Exercise
Copy out each line of the material below that holds the string "lernen".

Data listing

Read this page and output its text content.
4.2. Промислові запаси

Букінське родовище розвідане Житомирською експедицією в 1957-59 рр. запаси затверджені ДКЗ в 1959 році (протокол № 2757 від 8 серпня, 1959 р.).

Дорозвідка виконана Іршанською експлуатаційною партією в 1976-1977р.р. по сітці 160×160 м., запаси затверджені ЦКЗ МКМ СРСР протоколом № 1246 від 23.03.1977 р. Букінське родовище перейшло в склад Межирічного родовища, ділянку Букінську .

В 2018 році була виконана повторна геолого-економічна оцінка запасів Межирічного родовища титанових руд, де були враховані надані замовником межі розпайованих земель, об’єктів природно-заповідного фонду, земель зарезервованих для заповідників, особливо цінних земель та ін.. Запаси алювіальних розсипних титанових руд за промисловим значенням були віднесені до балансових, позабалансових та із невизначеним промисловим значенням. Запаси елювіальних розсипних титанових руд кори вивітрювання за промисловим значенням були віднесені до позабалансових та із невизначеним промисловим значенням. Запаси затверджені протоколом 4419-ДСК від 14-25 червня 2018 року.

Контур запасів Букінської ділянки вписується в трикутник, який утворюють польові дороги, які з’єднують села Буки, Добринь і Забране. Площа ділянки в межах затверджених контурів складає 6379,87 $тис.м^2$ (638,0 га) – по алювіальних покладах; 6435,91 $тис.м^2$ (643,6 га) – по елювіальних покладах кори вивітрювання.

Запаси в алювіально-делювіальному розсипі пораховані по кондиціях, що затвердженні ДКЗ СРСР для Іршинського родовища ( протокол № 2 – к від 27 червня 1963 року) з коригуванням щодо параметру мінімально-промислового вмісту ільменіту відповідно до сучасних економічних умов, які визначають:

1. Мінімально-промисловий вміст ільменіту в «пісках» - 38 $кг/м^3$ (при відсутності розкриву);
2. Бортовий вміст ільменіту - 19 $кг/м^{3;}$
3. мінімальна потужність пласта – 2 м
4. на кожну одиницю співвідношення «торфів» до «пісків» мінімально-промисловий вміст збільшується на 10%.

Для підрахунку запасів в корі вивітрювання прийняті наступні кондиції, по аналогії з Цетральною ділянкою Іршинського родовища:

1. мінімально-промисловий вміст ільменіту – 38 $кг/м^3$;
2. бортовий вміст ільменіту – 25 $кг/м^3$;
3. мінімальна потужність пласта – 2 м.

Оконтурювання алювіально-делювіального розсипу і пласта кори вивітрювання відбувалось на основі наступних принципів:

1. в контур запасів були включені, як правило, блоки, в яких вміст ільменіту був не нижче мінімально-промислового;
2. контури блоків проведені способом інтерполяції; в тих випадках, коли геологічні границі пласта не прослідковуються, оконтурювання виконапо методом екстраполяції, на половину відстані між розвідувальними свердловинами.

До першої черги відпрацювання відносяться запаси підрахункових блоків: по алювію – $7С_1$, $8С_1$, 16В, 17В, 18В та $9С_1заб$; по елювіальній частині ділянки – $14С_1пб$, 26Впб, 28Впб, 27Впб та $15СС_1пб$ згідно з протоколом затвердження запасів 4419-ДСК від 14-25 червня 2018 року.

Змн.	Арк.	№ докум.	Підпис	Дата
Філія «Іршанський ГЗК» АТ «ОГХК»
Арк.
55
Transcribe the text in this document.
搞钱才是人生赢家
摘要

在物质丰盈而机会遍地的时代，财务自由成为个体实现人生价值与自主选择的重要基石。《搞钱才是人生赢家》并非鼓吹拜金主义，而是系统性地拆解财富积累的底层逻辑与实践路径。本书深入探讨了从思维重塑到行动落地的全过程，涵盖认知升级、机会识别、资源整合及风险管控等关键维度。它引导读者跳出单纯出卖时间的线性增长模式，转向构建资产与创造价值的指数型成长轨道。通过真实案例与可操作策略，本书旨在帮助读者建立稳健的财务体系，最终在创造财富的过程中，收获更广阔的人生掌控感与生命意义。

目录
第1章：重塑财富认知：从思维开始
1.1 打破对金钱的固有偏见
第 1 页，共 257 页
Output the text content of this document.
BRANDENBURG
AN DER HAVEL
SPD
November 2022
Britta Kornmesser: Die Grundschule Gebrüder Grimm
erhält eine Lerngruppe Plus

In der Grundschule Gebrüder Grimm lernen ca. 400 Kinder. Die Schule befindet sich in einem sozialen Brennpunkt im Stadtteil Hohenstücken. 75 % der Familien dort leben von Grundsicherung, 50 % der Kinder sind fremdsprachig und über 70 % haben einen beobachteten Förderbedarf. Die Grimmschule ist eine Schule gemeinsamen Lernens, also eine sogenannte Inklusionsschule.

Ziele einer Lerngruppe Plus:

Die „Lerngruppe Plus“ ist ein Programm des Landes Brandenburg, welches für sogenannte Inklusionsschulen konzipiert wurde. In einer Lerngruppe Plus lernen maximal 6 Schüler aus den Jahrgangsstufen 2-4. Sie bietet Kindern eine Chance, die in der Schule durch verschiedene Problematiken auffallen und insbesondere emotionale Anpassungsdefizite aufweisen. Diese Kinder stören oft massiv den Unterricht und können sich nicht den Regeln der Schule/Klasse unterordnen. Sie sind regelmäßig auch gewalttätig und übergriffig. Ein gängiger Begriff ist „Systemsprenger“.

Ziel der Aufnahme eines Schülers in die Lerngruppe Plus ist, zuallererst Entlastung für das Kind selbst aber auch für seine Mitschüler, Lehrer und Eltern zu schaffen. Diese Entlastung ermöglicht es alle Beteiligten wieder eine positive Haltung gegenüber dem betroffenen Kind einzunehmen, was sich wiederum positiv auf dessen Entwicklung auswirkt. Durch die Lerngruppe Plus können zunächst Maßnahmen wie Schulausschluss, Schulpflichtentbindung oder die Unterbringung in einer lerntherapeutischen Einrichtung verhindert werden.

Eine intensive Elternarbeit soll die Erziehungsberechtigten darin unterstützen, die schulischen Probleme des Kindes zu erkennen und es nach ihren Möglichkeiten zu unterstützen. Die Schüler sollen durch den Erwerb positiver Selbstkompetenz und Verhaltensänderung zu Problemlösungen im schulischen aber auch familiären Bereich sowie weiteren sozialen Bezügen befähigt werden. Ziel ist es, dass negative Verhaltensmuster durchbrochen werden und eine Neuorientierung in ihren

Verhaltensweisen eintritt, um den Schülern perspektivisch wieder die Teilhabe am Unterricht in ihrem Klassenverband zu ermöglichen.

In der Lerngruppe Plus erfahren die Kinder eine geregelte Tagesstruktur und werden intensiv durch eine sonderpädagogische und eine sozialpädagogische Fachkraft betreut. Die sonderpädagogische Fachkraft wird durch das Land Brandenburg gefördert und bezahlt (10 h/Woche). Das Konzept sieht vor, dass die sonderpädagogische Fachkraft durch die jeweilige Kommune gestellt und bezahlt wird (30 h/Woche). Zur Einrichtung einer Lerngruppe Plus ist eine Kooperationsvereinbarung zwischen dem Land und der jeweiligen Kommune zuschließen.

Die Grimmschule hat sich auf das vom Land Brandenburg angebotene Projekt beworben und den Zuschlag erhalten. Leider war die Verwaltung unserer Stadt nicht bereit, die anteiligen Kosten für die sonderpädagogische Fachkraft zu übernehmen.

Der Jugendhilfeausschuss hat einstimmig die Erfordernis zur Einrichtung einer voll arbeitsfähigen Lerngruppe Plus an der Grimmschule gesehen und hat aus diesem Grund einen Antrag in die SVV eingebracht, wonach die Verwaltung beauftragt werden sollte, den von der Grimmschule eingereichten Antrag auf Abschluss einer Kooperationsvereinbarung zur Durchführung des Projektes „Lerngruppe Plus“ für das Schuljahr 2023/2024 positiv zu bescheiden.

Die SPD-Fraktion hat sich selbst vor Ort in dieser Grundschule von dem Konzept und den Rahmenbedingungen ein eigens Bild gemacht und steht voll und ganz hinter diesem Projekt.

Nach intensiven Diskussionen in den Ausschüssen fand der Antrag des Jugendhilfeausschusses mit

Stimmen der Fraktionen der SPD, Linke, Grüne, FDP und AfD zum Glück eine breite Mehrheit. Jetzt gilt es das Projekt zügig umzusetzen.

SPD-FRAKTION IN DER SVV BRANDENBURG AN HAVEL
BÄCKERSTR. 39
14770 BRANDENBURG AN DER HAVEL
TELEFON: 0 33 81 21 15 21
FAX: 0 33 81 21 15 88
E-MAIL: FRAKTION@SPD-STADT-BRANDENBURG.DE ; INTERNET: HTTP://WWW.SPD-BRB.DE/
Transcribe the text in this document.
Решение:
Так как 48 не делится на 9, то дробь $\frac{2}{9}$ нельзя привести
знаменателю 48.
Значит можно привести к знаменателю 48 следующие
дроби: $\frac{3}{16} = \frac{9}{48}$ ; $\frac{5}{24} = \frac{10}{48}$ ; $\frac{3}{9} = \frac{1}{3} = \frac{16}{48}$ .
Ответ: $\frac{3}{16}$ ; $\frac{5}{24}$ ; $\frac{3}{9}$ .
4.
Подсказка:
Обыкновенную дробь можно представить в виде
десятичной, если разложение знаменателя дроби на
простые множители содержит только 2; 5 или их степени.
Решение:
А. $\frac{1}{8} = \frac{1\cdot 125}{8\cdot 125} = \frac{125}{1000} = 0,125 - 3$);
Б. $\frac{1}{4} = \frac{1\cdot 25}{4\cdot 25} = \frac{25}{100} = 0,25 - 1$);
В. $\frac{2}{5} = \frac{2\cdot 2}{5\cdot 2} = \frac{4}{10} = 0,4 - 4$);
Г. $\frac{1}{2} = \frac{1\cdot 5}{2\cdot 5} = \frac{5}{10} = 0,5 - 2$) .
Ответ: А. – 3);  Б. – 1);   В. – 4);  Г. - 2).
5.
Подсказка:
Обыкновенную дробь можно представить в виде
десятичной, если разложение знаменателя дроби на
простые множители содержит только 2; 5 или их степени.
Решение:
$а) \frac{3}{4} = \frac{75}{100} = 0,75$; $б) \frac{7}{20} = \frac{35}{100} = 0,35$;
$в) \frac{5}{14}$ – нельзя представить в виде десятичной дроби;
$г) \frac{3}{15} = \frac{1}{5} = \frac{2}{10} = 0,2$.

Solved exercise
In der Grundschule Gebrüder Grimm lernen ca. 400 Kinder. Die Schule befindet sich in einem sozialen Brennpunkt im Stadtteil Hohenstücken. 75 % der Familien dort leben von Grundsicherung, 50 % der Kinder sind fremdsprachig und über 70 % haben einen beobachteten Förderbedarf. Die Grimmschule ist eine Schule gemeinsamen Lernens, also eine sogenannte Inklusionsschule.
Die „Lerngruppe Plus“ ist ein Programm des Landes Brandenburg, welches für sogenannte Inklusionsschulen konzipiert wurde. In einer Lerngruppe Plus lernen maximal 6 Schüler aus den Jahrgangsstufen 2-4. Sie bietet Kindern eine Chance, die in der Schule durch verschiedene Problematiken auffallen und insbesondere emotionale Anpassungsdefizite aufweisen. Diese Kinder stören oft massiv den Unterricht und können sich nicht den Regeln der Schule/Klasse unterordnen. Sie sind regelmäßig auch gewalttätig und übergriffig. Ein gängiger Begriff ist „Systemsprenger“.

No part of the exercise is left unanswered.